((

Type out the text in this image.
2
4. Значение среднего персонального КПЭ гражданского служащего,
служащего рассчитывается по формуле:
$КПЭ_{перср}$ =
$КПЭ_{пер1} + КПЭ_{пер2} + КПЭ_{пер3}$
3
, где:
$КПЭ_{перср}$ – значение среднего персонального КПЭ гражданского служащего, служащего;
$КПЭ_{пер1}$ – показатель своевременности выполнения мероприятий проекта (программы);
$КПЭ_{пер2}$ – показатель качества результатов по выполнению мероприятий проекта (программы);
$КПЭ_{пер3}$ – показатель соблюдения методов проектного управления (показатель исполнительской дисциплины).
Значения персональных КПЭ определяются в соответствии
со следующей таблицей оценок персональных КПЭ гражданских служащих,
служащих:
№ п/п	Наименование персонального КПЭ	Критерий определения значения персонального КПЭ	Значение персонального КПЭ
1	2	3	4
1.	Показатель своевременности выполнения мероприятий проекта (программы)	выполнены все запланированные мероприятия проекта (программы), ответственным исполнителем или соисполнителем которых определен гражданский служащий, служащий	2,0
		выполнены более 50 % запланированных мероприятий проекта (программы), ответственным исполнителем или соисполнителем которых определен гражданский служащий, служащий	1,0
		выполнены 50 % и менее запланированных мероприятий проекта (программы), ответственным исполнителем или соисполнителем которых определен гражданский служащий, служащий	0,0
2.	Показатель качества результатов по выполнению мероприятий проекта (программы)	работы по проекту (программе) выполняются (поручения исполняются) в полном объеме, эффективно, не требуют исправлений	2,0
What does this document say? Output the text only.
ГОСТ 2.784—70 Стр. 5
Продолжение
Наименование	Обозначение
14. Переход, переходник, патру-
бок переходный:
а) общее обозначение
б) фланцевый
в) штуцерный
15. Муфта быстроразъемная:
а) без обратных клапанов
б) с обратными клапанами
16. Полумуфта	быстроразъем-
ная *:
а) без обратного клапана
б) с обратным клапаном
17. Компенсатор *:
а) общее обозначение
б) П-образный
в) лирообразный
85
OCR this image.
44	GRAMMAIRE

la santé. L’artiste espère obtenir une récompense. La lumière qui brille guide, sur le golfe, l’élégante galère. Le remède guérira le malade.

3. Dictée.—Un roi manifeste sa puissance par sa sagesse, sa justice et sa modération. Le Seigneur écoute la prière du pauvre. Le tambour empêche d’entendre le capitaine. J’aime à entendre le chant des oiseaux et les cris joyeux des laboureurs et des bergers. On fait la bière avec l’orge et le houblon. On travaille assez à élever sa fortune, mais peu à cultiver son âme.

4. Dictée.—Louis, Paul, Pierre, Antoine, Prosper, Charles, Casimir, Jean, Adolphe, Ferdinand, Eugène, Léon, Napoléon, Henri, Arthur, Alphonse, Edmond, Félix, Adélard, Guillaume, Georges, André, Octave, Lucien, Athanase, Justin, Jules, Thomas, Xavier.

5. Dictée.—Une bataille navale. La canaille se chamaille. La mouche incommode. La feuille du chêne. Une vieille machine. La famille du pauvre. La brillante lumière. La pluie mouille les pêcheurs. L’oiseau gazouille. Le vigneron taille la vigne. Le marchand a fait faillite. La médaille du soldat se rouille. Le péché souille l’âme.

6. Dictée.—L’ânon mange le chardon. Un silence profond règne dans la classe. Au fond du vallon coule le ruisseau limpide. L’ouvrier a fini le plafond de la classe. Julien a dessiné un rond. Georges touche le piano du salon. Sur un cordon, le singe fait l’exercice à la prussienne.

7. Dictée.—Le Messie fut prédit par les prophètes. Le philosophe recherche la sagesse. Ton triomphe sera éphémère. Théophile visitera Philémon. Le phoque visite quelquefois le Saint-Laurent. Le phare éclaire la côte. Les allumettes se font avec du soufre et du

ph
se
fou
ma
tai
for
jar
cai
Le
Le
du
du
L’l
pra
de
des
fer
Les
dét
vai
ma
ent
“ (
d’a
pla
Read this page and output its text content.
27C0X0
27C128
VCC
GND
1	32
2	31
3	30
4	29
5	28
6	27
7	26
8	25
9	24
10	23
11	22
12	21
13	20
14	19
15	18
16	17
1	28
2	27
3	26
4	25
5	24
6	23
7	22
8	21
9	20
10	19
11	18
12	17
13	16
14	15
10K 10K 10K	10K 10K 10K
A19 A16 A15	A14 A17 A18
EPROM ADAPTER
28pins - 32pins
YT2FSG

))

What is asked =
Make an exact copy of the records.

Task result =
Type out the text in this image.
2
4. Значение среднего персонального КПЭ гражданского служащего,
служащего рассчитывается по формуле:
$КПЭ_{перср}$ =
$КПЭ_{пер1} + КПЭ_{пер2} + КПЭ_{пер3}$
3
, где:
$КПЭ_{перср}$ – значение среднего персонального КПЭ гражданского служащего, служащего;
$КПЭ_{пер1}$ – показатель своевременности выполнения мероприятий проекта (программы);
$КПЭ_{пер2}$ – показатель качества результатов по выполнению мероприятий проекта (программы);
$КПЭ_{пер3}$ – показатель соблюдения методов проектного управления (показатель исполнительской дисциплины).
Значения персональных КПЭ определяются в соответствии
со следующей таблицей оценок персональных КПЭ гражданских служащих,
служащих:
№ п/п	Наименование персонального КПЭ	Критерий определения значения персонального КПЭ	Значение персонального КПЭ
1	2	3	4
1.	Показатель своевременности выполнения мероприятий проекта (программы)	выполнены все запланированные мероприятия проекта (программы), ответственным исполнителем или соисполнителем которых определен гражданский служащий, служащий	2,0
		выполнены более 50 % запланированных мероприятий проекта (программы), ответственным исполнителем или соисполнителем которых определен гражданский служащий, служащий	1,0
		выполнены 50 % и менее запланированных мероприятий проекта (программы), ответственным исполнителем или соисполнителем которых определен гражданский служащий, служащий	0,0
2.	Показатель качества результатов по выполнению мероприятий проекта (программы)	работы по проекту (программе) выполняются (поручения исполняются) в полном объеме, эффективно, не требуют исправлений	2,0
What does this document say? Output the text only.
ГОСТ 2.784—70 Стр. 5
Продолжение
Наименование	Обозначение
14. Переход, переходник, патру-
бок переходный:
а) общее обозначение
б) фланцевый
в) штуцерный
15. Муфта быстроразъемная:
а) без обратных клапанов
б) с обратными клапанами
16. Полумуфта	быстроразъем-
ная *:
а) без обратного клапана
б) с обратным клапаном
17. Компенсатор *:
а) общее обозначение
б) П-образный
в) лирообразный
85
OCR this image.
44	GRAMMAIRE

la santé. L’artiste espère obtenir une récompense. La lumière qui brille guide, sur le golfe, l’élégante galère. Le remède guérira le malade.

3. Dictée.—Un roi manifeste sa puissance par sa sagesse, sa justice et sa modération. Le Seigneur écoute la prière du pauvre. Le tambour empêche d’entendre le capitaine. J’aime à entendre le chant des oiseaux et les cris joyeux des laboureurs et des bergers. On fait la bière avec l’orge et le houblon. On travaille assez à élever sa fortune, mais peu à cultiver son âme.

4. Dictée.—Louis, Paul, Pierre, Antoine, Prosper, Charles, Casimir, Jean, Adolphe, Ferdinand, Eugène, Léon, Napoléon, Henri, Arthur, Alphonse, Edmond, Félix, Adélard, Guillaume, Georges, André, Octave, Lucien, Athanase, Justin, Jules, Thomas, Xavier.

5. Dictée.—Une bataille navale. La canaille se chamaille. La mouche incommode. La feuille du chêne. Une vieille machine. La famille du pauvre. La brillante lumière. La pluie mouille les pêcheurs. L’oiseau gazouille. Le vigneron taille la vigne. Le marchand a fait faillite. La médaille du soldat se rouille. Le péché souille l’âme.

6. Dictée.—L’ânon mange le chardon. Un silence profond règne dans la classe. Au fond du vallon coule le ruisseau limpide. L’ouvrier a fini le plafond de la classe. Julien a dessiné un rond. Georges touche le piano du salon. Sur un cordon, le singe fait l’exercice à la prussienne.

7. Dictée.—Le Messie fut prédit par les prophètes. Le philosophe recherche la sagesse. Ton triomphe sera éphémère. Théophile visitera Philémon. Le phoque visite quelquefois le Saint-Laurent. Le phare éclaire la côte. Les allumettes se font avec du soufre et du

ph
se
fou
ma
tai
for
jar
cai
Le
Le
du
du
L’l
pra
de
des
fer
Les
dét
vai
ma
ent
“ (
d’a
pla
Read this page and output its text content.
27C0X0
27C128
VCC
GND
1	32
2	31
3	30
4	29
5	28
6	27
7	26
8	25
9	24
10	23
11	22
12	21
13	20
14	19
15	18
16	17
1	28
2	27
3	26
4	25
5	24
6	23
7	22
8	21
9	20
10	19
11	18
12	17
13	16
14	15
10K 10K 10K	10K 10K 10K
A19 A16 A15	A14 A17 A18
EPROM ADAPTER
28pins - 32pins
YT2FSG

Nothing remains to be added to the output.